Print the entries in full, word for word, but not the pictures.

▬▬▬▬▬▬▬▬▬▬

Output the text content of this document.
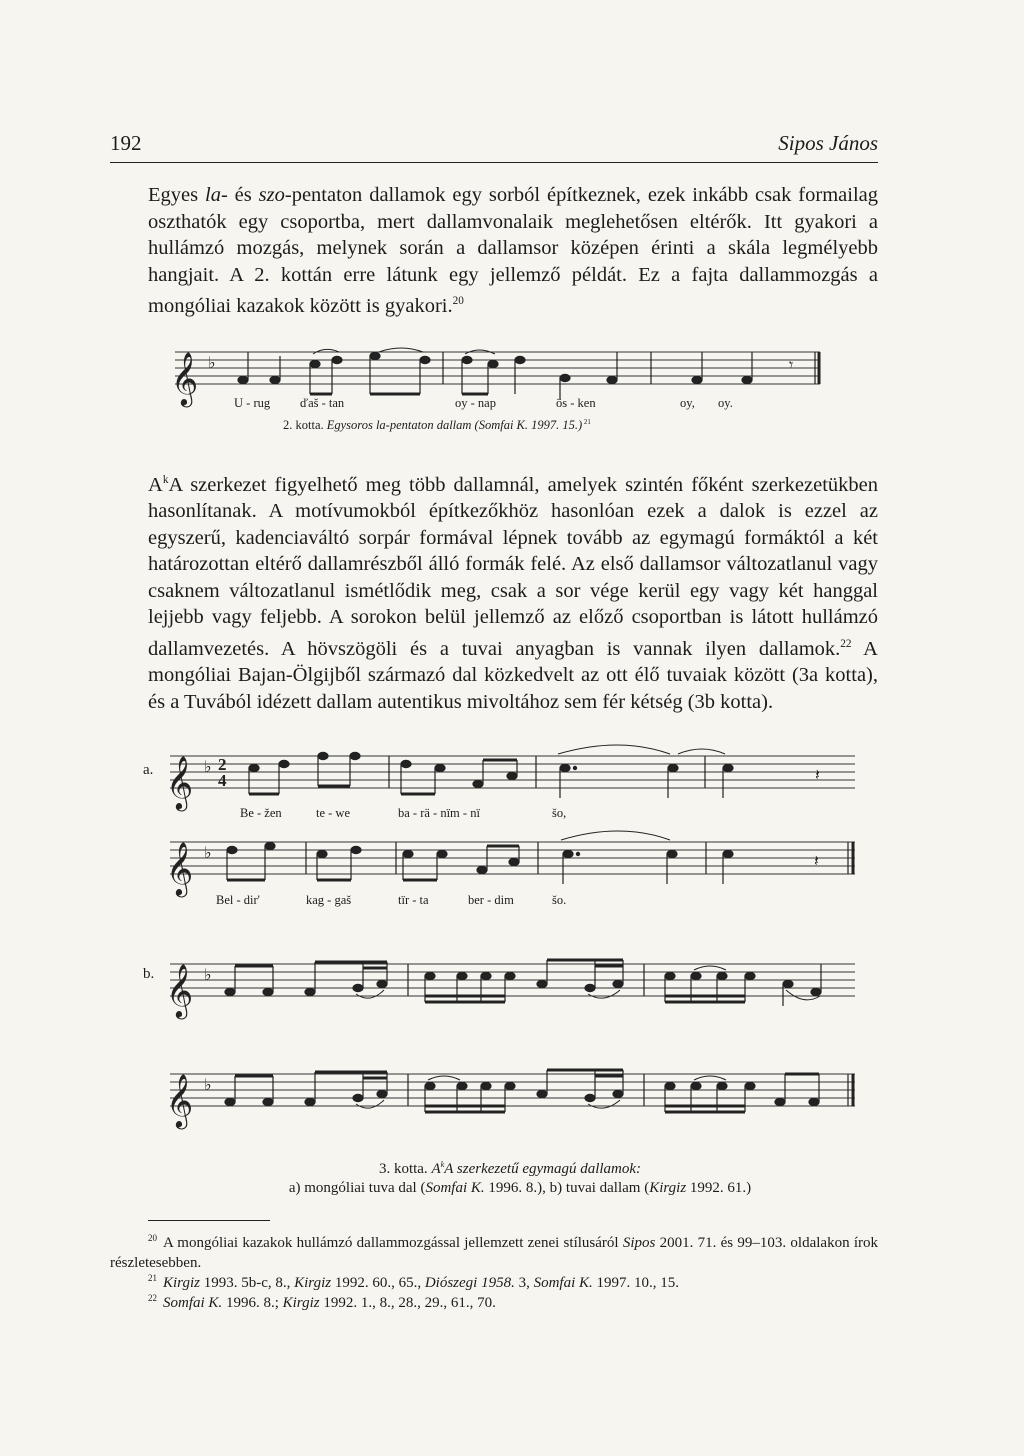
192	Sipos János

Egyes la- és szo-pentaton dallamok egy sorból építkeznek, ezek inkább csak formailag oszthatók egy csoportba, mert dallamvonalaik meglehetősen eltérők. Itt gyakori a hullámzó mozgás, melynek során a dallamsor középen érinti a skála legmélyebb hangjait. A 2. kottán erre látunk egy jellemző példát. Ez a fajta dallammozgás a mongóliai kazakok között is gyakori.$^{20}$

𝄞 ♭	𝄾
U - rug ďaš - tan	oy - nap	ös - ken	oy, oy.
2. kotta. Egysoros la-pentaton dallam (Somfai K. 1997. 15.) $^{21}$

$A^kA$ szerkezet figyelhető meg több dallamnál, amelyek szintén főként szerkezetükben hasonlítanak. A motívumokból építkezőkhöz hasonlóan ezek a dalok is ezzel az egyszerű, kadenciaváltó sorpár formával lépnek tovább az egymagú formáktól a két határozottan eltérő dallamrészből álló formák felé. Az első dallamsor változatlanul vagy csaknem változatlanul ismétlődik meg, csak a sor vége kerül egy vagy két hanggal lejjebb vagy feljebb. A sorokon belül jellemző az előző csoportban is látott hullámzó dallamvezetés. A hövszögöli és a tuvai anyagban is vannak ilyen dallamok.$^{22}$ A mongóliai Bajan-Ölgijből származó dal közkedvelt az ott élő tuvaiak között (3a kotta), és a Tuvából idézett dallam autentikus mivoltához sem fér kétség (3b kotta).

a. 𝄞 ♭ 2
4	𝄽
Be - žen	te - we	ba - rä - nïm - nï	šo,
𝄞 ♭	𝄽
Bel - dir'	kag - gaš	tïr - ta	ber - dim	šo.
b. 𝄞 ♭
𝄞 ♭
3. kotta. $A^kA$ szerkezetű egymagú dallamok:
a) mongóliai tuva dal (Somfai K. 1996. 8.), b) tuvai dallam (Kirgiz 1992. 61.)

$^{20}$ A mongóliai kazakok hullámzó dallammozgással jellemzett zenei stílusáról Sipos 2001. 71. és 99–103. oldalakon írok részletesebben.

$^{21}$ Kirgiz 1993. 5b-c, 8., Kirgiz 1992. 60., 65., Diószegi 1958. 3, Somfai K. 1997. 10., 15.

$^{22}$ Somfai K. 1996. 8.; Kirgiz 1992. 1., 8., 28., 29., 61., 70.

▬▬▬▬▬▬▬▬▬▬

# RESULT BELOW:
Output the text content of this document.
192	Sipos János

Egyes la- és szo-pentaton dallamok egy sorból építkeznek, ezek inkább csak formailag oszthatók egy csoportba, mert dallamvonalaik meglehetősen eltérők. Itt gyakori a hullámzó mozgás, melynek során a dallamsor középen érinti a skála legmélyebb hangjait. A 2. kottán erre látunk egy jellemző példát. Ez a fajta dallammozgás a mongóliai kazakok között is gyakori.$^{20}$

𝄞 ♭	𝄾
U - rug ďaš - tan	oy - nap	ös - ken	oy, oy.
2. kotta. Egysoros la-pentaton dallam (Somfai K. 1997. 15.) $^{21}$

$A^kA$ szerkezet figyelhető meg több dallamnál, amelyek szintén főként szerkezetükben hasonlítanak. A motívumokból építkezőkhöz hasonlóan ezek a dalok is ezzel az egyszerű, kadenciaváltó sorpár formával lépnek tovább az egymagú formáktól a két határozottan eltérő dallamrészből álló formák felé. Az első dallamsor változatlanul vagy csaknem változatlanul ismétlődik meg, csak a sor vége kerül egy vagy két hanggal lejjebb vagy feljebb. A sorokon belül jellemző az előző csoportban is látott hullámzó dallamvezetés. A hövszögöli és a tuvai anyagban is vannak ilyen dallamok.$^{22}$ A mongóliai Bajan-Ölgijből származó dal közkedvelt az ott élő tuvaiak között (3a kotta), és a Tuvából idézett dallam autentikus mivoltához sem fér kétség (3b kotta).

a. 𝄞 ♭ 2
4	𝄽
Be - žen	te - we	ba - rä - nïm - nï	šo,
𝄞 ♭	𝄽
Bel - dir'	kag - gaš	tïr - ta	ber - dim	šo.
b. 𝄞 ♭
𝄞 ♭
3. kotta. $A^kA$ szerkezetű egymagú dallamok:
a) mongóliai tuva dal (Somfai K. 1996. 8.), b) tuvai dallam (Kirgiz 1992. 61.)

$^{20}$ A mongóliai kazakok hullámzó dallammozgással jellemzett zenei stílusáról Sipos 2001. 71. és 99–103. oldalakon írok részletesebben.

$^{21}$ Kirgiz 1993. 5b-c, 8., Kirgiz 1992. 60., 65., Diószegi 1958. 3, Somfai K. 1997. 10., 15.

$^{22}$ Somfai K. 1996. 8.; Kirgiz 1992. 1., 8., 28., 29., 61., 70.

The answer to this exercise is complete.